▸ **What to work on**
Take every line that has the string "pionie" and copy it out.

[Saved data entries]
/---
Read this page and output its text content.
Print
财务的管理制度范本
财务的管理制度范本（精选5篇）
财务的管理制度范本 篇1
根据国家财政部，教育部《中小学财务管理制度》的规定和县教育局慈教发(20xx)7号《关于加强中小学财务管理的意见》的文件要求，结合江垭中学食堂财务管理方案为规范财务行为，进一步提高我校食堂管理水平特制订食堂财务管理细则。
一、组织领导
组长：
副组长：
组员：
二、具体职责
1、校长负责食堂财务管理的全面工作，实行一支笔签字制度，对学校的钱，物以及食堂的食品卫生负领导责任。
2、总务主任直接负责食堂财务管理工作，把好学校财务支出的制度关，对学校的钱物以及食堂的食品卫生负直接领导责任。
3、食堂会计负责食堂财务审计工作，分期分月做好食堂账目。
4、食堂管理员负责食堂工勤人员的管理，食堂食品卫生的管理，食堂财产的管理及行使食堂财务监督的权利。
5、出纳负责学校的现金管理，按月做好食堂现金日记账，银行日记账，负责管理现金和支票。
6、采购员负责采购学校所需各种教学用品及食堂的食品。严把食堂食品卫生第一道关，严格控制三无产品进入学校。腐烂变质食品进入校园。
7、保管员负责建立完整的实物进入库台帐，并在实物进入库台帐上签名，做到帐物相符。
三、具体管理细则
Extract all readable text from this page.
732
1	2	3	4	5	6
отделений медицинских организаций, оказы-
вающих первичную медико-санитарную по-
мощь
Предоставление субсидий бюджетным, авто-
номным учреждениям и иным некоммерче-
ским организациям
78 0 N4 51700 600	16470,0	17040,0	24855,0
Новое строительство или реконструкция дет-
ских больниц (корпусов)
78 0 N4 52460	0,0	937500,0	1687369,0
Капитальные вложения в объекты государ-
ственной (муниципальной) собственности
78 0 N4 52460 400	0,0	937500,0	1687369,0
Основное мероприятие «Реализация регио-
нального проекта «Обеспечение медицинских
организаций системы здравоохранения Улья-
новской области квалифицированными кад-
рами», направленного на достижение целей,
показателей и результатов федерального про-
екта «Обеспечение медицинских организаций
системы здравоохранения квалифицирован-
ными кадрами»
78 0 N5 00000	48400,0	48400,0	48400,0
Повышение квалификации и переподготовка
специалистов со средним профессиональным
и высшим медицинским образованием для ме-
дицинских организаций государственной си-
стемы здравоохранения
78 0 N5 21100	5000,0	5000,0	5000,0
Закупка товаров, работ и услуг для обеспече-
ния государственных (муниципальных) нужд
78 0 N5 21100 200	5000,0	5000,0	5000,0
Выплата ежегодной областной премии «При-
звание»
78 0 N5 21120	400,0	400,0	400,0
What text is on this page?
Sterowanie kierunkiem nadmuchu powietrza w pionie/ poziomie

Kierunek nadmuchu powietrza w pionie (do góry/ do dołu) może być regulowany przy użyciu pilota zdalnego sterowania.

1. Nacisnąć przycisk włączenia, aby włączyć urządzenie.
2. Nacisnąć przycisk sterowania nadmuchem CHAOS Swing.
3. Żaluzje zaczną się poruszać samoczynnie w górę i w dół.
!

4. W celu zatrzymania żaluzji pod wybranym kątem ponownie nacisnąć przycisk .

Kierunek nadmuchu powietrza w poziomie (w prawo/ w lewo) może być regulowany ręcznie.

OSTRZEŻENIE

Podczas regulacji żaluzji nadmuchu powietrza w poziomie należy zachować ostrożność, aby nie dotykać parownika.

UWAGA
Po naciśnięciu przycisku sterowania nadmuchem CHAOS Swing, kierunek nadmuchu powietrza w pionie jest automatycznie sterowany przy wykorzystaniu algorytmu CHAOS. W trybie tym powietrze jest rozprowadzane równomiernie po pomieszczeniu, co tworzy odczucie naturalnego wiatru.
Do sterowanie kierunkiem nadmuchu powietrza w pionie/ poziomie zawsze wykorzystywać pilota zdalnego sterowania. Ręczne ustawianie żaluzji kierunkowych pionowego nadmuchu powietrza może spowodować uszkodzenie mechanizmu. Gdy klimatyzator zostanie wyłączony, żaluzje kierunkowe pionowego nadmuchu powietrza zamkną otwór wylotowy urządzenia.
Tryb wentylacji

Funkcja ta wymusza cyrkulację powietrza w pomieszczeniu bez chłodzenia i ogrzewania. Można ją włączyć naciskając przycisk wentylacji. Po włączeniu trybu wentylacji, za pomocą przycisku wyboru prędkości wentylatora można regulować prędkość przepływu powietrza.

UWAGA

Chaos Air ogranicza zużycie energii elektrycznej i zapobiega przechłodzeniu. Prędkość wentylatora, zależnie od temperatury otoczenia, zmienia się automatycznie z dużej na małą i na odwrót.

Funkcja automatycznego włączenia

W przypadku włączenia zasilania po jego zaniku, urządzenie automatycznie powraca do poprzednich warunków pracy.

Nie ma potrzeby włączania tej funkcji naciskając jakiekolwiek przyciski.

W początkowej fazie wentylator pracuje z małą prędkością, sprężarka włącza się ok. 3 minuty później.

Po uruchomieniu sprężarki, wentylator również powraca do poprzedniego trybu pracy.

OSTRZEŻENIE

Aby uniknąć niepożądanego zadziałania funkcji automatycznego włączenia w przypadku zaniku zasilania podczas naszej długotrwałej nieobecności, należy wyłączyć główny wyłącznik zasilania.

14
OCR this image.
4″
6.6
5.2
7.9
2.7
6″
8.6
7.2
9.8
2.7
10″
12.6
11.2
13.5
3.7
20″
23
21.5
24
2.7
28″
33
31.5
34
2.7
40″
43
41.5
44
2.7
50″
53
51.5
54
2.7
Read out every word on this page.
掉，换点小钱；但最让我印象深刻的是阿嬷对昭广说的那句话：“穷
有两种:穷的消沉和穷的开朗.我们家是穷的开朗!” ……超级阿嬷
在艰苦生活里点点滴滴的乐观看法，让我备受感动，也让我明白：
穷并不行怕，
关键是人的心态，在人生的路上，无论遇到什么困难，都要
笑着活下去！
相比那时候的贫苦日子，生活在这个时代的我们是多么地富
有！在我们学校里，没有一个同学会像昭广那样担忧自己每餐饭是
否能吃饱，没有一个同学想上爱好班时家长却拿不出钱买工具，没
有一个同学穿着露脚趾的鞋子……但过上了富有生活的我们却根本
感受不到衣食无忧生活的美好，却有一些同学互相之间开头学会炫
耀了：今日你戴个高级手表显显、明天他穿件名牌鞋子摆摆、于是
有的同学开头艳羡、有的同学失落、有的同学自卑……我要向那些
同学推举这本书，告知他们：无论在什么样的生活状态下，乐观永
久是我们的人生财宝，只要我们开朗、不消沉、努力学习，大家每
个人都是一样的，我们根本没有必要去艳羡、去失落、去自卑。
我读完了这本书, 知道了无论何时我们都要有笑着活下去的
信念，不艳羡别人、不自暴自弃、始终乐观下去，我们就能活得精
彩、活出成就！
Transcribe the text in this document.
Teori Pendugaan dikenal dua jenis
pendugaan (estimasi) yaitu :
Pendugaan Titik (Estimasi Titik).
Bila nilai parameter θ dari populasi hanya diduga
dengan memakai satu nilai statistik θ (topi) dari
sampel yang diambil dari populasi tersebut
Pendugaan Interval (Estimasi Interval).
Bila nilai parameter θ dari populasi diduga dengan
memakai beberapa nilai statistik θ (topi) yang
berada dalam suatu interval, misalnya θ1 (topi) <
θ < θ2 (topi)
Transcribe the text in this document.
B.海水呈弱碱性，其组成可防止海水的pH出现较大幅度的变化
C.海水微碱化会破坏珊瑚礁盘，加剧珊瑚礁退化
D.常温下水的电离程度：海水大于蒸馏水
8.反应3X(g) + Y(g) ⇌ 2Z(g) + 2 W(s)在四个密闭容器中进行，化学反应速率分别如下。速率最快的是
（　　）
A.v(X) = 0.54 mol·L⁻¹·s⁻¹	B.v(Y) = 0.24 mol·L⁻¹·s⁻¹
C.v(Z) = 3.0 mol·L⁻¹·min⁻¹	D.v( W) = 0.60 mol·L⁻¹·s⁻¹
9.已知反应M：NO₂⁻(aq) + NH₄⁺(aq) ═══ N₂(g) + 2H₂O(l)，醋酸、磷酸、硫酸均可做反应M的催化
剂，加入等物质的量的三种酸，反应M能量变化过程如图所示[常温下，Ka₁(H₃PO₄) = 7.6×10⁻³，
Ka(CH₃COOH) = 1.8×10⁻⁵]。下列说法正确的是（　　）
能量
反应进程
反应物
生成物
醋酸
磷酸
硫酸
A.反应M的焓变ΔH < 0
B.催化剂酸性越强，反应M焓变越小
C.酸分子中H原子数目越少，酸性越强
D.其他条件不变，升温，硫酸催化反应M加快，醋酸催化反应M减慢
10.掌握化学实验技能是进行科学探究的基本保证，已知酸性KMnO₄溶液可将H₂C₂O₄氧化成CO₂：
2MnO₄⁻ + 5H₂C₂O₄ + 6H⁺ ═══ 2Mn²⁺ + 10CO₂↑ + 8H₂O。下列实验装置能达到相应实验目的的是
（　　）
\---
▸ **Reply**
Sterowanie kierunkiem nadmuchu powietrza w pionie/ poziomie
Kierunek nadmuchu powietrza w pionie (do góry/ do dołu) może być regulowany przy użyciu pilota zdalnego sterowania.
Po naciśnięciu przycisku sterowania nadmuchem CHAOS Swing, kierunek nadmuchu powietrza w pionie jest automatycznie sterowany przy wykorzystaniu algorytmu CHAOS. W trybie tym powietrze jest rozprowadzane równomiernie po pomieszczeniu, co tworzy odczucie naturalnego wiatru.
Do sterowanie kierunkiem nadmuchu powietrza w pionie/ poziomie zawsze wykorzystywać pilota zdalnego sterowania. Ręczne ustawianie żaluzji kierunkowych pionowego nadmuchu powietrza może spowodować uszkodzenie mechanizmu. Gdy klimatyzator zostanie wyłączony, żaluzje kierunkowe pionowego nadmuchu powietrza zamkną otwór wylotowy urządzenia.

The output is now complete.